[Data for the task Boundary: Start]

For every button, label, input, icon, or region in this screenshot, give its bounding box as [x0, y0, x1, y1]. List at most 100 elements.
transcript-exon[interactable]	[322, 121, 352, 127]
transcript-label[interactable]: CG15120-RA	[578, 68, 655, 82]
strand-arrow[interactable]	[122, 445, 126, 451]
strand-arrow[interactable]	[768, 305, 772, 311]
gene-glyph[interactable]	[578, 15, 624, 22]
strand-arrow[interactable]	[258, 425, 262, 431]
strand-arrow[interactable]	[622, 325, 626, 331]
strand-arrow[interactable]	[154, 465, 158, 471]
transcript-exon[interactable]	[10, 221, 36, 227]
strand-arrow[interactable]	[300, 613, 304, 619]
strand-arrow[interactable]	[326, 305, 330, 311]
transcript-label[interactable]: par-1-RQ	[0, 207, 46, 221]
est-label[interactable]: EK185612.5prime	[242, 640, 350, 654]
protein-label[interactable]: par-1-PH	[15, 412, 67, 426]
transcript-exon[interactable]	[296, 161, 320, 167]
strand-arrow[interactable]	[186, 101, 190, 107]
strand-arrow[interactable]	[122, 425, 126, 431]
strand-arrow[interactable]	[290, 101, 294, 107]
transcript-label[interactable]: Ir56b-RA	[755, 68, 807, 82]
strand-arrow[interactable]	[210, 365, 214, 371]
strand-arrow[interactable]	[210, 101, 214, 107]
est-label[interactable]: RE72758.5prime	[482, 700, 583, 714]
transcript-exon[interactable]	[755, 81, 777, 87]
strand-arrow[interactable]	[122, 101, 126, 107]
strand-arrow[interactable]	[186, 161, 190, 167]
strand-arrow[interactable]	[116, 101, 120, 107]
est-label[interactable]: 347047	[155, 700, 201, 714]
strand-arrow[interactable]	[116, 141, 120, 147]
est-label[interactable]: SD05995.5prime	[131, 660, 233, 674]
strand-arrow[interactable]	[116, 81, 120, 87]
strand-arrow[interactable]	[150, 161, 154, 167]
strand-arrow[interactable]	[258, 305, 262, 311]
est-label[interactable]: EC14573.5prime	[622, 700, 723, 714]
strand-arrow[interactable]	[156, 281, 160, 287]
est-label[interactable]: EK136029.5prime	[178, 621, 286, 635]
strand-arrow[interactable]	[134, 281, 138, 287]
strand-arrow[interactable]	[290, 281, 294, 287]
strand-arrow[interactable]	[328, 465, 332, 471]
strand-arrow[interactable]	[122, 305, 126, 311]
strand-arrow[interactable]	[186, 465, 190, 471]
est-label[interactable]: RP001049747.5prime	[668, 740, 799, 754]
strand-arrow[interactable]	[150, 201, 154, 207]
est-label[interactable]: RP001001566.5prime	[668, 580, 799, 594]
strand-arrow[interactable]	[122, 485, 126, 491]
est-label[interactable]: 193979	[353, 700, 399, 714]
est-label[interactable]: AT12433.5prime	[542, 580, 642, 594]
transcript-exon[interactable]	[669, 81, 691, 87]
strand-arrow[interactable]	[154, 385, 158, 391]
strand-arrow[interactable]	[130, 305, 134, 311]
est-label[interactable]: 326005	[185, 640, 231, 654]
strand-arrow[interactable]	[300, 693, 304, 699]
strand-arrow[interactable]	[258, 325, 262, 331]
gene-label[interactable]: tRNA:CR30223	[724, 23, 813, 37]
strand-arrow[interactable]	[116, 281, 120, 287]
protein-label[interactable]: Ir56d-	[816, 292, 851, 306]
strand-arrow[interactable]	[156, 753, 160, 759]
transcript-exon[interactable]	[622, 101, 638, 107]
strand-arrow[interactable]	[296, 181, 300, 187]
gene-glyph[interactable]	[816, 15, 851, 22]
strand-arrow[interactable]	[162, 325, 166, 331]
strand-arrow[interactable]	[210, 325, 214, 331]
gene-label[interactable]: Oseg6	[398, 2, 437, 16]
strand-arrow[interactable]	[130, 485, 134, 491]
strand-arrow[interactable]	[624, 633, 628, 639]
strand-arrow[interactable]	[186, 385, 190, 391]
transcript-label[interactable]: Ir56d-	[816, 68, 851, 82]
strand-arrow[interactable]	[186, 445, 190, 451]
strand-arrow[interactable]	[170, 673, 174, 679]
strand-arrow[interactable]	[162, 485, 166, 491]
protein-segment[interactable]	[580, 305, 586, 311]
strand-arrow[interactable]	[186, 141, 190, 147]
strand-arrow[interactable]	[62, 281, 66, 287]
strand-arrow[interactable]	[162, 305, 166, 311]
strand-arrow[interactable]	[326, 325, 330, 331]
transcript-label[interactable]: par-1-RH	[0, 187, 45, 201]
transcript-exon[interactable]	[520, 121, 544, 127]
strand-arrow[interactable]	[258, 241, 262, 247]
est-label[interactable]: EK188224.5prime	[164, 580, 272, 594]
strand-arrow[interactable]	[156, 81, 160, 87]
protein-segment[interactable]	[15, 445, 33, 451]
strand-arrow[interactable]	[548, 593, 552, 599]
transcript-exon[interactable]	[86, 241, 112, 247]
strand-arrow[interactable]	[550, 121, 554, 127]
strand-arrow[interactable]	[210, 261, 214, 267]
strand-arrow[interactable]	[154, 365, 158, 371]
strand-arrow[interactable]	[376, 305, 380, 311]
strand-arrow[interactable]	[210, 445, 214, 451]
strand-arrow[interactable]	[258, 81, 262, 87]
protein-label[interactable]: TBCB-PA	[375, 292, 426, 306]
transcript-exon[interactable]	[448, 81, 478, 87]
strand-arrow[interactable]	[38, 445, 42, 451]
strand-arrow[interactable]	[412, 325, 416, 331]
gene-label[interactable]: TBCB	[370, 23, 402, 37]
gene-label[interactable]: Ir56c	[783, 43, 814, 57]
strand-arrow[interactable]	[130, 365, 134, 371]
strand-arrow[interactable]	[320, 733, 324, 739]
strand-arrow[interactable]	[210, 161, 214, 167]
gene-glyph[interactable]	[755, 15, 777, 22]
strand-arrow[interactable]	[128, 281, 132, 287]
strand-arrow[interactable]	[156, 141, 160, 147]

[Data for the task Boundary: End]

**Activity**. Examine the records and pull out every line where the string "exon" occurs.

**Task answer**.
transcript-exon[interactable]	[322, 121, 352, 127]
transcript-exon[interactable]	[10, 221, 36, 227]
transcript-exon[interactable]	[296, 161, 320, 167]
transcript-exon[interactable]	[755, 81, 777, 87]
transcript-exon[interactable]	[669, 81, 691, 87]
transcript-exon[interactable]	[622, 101, 638, 107]
transcript-exon[interactable]	[520, 121, 544, 127]
transcript-exon[interactable]	[86, 241, 112, 247]
transcript-exon[interactable]	[448, 81, 478, 87]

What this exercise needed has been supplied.